§ **Prompt**
Copy out the records verbatim, starting at the very first line and ending with the line that contains "data-point: [783, 1664, 793, 1674]", that line included.

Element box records
===============

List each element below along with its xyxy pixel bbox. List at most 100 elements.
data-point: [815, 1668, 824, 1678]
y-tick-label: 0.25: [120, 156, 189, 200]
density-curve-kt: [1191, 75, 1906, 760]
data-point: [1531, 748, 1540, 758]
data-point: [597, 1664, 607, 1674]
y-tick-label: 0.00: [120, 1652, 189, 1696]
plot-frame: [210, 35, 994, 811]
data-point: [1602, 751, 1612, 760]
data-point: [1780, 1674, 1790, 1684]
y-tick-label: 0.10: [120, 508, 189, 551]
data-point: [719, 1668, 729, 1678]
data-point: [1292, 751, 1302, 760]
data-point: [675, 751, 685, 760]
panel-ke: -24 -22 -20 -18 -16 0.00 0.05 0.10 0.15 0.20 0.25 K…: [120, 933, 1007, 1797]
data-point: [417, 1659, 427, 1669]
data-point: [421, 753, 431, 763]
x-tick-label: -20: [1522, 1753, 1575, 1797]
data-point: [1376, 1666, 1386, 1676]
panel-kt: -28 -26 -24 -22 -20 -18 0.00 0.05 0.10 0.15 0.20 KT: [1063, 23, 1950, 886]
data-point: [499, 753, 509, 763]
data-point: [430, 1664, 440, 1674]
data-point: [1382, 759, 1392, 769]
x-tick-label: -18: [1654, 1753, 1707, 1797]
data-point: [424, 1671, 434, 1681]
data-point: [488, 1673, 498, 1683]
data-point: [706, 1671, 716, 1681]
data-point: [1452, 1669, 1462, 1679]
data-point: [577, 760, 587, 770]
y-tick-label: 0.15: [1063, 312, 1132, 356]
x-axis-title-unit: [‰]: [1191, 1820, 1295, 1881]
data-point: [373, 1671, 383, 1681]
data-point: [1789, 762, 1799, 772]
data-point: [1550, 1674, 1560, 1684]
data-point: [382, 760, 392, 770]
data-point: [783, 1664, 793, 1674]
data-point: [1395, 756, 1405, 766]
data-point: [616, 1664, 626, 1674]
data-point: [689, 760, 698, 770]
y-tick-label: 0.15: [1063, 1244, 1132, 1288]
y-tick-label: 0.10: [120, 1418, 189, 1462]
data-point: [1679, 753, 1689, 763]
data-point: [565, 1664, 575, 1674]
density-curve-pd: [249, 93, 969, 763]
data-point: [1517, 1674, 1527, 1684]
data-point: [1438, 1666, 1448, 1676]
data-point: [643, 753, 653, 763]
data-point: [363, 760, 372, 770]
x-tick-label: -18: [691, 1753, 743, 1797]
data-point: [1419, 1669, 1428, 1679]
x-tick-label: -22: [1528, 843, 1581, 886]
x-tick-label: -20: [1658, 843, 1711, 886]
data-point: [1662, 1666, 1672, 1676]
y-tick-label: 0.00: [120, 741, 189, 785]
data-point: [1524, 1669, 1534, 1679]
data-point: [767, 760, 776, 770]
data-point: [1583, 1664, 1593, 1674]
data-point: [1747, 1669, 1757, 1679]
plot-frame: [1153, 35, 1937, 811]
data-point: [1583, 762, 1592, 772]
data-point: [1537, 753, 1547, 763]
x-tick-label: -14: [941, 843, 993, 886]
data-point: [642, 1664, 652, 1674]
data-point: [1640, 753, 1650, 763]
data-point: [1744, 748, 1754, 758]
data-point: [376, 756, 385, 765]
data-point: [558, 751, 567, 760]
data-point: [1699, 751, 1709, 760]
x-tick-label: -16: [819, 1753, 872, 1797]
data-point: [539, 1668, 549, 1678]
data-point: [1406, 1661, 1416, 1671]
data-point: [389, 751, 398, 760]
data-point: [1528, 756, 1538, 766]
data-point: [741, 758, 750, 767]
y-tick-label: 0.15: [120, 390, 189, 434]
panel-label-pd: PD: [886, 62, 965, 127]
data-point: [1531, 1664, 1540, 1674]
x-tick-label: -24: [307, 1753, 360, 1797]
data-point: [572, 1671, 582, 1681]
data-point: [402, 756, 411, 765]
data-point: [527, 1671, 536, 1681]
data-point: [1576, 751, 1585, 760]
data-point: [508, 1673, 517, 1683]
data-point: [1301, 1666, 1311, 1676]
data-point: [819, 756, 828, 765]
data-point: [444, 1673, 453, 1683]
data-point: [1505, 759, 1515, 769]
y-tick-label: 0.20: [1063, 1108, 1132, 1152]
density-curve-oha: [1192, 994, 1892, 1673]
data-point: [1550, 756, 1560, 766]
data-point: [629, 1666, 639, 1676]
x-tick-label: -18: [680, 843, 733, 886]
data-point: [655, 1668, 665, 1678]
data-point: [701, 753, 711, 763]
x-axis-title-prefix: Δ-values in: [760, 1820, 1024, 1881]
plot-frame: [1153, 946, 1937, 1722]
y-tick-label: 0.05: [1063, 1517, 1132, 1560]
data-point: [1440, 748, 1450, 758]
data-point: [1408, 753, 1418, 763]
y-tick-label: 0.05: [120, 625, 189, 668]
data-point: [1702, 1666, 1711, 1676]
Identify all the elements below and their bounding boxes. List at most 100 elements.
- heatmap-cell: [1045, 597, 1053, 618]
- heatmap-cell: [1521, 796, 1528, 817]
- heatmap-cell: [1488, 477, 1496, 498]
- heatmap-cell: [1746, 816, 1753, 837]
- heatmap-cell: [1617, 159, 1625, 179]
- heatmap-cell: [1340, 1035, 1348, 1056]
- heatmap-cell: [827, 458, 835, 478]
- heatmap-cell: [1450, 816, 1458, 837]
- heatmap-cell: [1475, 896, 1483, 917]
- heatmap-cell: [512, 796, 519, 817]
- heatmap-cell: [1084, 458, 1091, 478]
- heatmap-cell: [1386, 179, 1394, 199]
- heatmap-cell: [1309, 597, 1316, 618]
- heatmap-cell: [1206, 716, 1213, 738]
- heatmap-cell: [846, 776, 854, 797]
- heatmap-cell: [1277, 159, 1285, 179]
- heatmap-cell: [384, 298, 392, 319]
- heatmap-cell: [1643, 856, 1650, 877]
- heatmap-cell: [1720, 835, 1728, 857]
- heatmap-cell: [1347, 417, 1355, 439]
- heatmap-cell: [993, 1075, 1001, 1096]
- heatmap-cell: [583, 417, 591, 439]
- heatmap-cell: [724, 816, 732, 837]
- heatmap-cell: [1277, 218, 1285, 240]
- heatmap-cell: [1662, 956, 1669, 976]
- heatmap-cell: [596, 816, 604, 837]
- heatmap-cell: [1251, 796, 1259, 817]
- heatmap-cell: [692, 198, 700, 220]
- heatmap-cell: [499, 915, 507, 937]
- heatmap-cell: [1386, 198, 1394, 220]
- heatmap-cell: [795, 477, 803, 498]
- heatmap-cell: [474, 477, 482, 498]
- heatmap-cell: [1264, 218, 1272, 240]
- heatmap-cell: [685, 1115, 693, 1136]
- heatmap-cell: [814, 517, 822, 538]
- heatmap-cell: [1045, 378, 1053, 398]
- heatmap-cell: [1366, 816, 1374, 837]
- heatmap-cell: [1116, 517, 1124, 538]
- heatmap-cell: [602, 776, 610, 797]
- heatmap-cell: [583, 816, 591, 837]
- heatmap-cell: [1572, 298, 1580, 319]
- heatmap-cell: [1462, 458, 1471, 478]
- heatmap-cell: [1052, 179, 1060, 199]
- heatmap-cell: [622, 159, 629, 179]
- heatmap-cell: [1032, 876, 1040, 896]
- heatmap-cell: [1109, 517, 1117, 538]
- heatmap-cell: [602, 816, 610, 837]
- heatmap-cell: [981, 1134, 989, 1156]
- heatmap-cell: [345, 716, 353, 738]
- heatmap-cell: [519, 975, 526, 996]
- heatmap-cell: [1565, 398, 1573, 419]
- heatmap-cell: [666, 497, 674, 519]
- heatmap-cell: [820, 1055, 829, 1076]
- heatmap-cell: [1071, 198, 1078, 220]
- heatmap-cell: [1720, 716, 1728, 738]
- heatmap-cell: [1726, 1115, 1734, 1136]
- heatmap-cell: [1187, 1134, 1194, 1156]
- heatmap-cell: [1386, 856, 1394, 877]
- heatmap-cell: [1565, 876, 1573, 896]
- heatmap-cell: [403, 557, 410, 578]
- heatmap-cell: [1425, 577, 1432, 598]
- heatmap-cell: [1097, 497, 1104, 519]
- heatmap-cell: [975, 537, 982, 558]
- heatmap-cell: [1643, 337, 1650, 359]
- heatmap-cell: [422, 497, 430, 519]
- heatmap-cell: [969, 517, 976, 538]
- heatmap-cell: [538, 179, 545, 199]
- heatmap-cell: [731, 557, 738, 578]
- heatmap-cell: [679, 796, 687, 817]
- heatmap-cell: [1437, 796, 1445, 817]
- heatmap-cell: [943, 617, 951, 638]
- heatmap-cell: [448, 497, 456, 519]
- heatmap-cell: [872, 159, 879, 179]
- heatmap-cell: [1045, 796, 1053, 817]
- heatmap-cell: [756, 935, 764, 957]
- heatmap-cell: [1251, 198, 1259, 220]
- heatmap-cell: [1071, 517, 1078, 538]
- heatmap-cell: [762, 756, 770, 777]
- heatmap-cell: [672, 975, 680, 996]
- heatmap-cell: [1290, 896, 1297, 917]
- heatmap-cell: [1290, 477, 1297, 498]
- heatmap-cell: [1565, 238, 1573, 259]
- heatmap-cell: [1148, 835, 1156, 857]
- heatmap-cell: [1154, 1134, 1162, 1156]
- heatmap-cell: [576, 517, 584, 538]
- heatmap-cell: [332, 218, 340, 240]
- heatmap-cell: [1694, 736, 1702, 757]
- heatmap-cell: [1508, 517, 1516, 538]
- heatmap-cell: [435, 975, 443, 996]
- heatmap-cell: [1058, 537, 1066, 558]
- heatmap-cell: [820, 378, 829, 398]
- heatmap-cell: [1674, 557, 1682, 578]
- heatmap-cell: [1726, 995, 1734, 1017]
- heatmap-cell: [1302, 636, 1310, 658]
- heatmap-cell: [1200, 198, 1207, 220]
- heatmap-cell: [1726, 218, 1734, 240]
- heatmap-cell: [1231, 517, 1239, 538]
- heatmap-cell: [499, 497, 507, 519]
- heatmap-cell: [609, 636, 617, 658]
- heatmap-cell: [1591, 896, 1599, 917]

===============

§ **Answer to the problem**
List each element below along with its xyxy pixel bbox. List at most 100 elements.
data-point: [815, 1668, 824, 1678]
y-tick-label: 0.25: [120, 156, 189, 200]
density-curve-kt: [1191, 75, 1906, 760]
data-point: [1531, 748, 1540, 758]
data-point: [597, 1664, 607, 1674]
y-tick-label: 0.00: [120, 1652, 189, 1696]
plot-frame: [210, 35, 994, 811]
data-point: [1602, 751, 1612, 760]
data-point: [1780, 1674, 1790, 1684]
y-tick-label: 0.10: [120, 508, 189, 551]
data-point: [719, 1668, 729, 1678]
data-point: [1292, 751, 1302, 760]
data-point: [675, 751, 685, 760]
panel-ke: -24 -22 -20 -18 -16 0.00 0.05 0.10 0.15 0.20 0.25 K…: [120, 933, 1007, 1797]
data-point: [417, 1659, 427, 1669]
data-point: [421, 753, 431, 763]
x-tick-label: -20: [1522, 1753, 1575, 1797]
data-point: [1376, 1666, 1386, 1676]
panel-kt: -28 -26 -24 -22 -20 -18 0.00 0.05 0.10 0.15 0.20 KT: [1063, 23, 1950, 886]
data-point: [499, 753, 509, 763]
data-point: [430, 1664, 440, 1674]
data-point: [1382, 759, 1392, 769]
x-tick-label: -18: [1654, 1753, 1707, 1797]
data-point: [424, 1671, 434, 1681]
data-point: [488, 1673, 498, 1683]
data-point: [706, 1671, 716, 1681]
data-point: [1452, 1669, 1462, 1679]
data-point: [577, 760, 587, 770]
y-tick-label: 0.15: [1063, 312, 1132, 356]
x-axis-title-unit: [‰]: [1191, 1820, 1295, 1881]
data-point: [373, 1671, 383, 1681]
data-point: [1789, 762, 1799, 772]
data-point: [1550, 1674, 1560, 1684]
data-point: [382, 760, 392, 770]
data-point: [783, 1664, 793, 1674]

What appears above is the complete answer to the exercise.